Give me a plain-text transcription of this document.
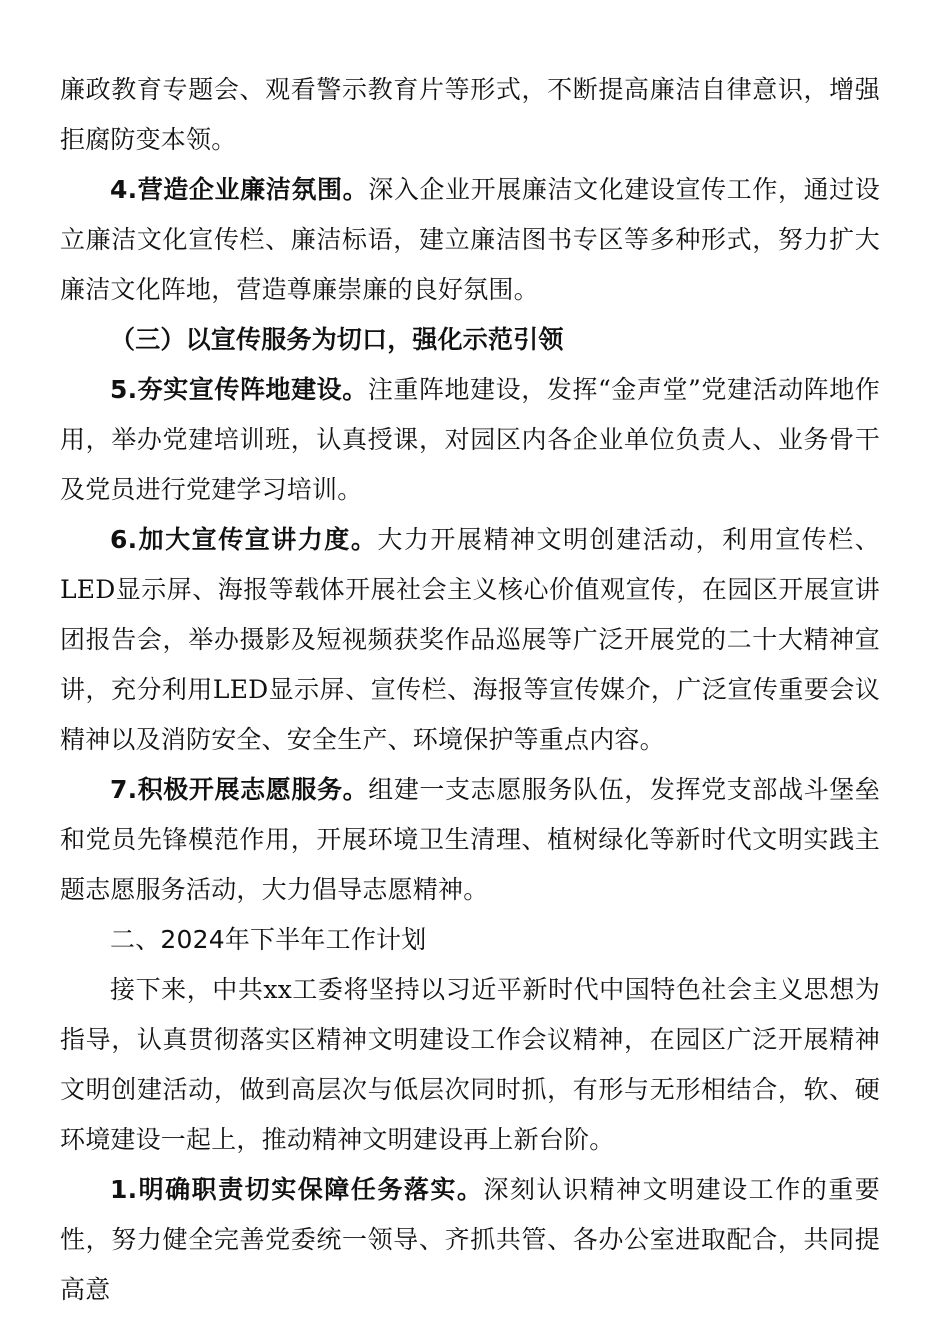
廉政教育专题会、观看警示教育片等形式，不断提高廉洁自律意识，增强拒腐防变本领。

4.营造企业廉洁氛围。深入企业开展廉洁文化建设宣传工作，通过设立廉洁文化宣传栏、廉洁标语，建立廉洁图书专区等多种形式，努力扩大廉洁文化阵地，营造尊廉崇廉的良好氛围。

（三）以宣传服务为切口，强化示范引领

5.夯实宣传阵地建设。注重阵地建设，发挥“金声堂”党建活动阵地作用，举办党建培训班，认真授课，对园区内各企业单位负责人、业务骨干及党员进行党建学习培训。

6.加大宣传宣讲力度。大力开展精神文明创建活动，利用宣传栏、LED显示屏、海报等载体开展社会主义核心价值观宣传，在园区开展宣讲团报告会，举办摄影及短视频获奖作品巡展等广泛开展党的二十大精神宣讲，充分利用LED显示屏、宣传栏、海报等宣传媒介，广泛宣传重要会议精神以及消防安全、安全生产、环境保护等重点内容。

7.积极开展志愿服务。组建一支志愿服务队伍，发挥党支部战斗堡垒和党员先锋模范作用，开展环境卫生清理、植树绿化等新时代文明实践主题志愿服务活动，大力倡导志愿精神。

二、2024年下半年工作计划

接下来，中共xx工委将坚持以习近平新时代中国特色社会主义思想为指导，认真贯彻落实区精神文明建设工作会议精神，在园区广泛开展精神文明创建活动，做到高层次与低层次同时抓，有形与无形相结合，软、硬环境建设一起上，推动精神文明建设再上新台阶。

1.明确职责切实保障任务落实。深刻认识精神文明建设工作的重要性，努力健全完善党委统一领导、齐抓共管、各办公室进取配合，共同提高意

- [Given task]
Working from the material above, transcribe it exactly while omitting pictures.

- [The completed task]
Give me a plain-text transcription of this document.
廉政教育专题会、观看警示教育片等形式，不断提高廉洁自律意识，增强拒腐防变本领。

4.营造企业廉洁氛围。深入企业开展廉洁文化建设宣传工作，通过设立廉洁文化宣传栏、廉洁标语，建立廉洁图书专区等多种形式，努力扩大廉洁文化阵地，营造尊廉崇廉的良好氛围。

（三）以宣传服务为切口，强化示范引领

5.夯实宣传阵地建设。注重阵地建设，发挥“金声堂”党建活动阵地作用，举办党建培训班，认真授课，对园区内各企业单位负责人、业务骨干及党员进行党建学习培训。

6.加大宣传宣讲力度。大力开展精神文明创建活动，利用宣传栏、LED显示屏、海报等载体开展社会主义核心价值观宣传，在园区开展宣讲团报告会，举办摄影及短视频获奖作品巡展等广泛开展党的二十大精神宣讲，充分利用LED显示屏、宣传栏、海报等宣传媒介，广泛宣传重要会议精神以及消防安全、安全生产、环境保护等重点内容。

7.积极开展志愿服务。组建一支志愿服务队伍，发挥党支部战斗堡垒和党员先锋模范作用，开展环境卫生清理、植树绿化等新时代文明实践主题志愿服务活动，大力倡导志愿精神。

二、2024年下半年工作计划

接下来，中共xx工委将坚持以习近平新时代中国特色社会主义思想为指导，认真贯彻落实区精神文明建设工作会议精神，在园区广泛开展精神文明创建活动，做到高层次与低层次同时抓，有形与无形相结合，软、硬环境建设一起上，推动精神文明建设再上新台阶。

1.明确职责切实保障任务落实。深刻认识精神文明建设工作的重要性，努力健全完善党委统一领导、齐抓共管、各办公室进取配合，共同提高意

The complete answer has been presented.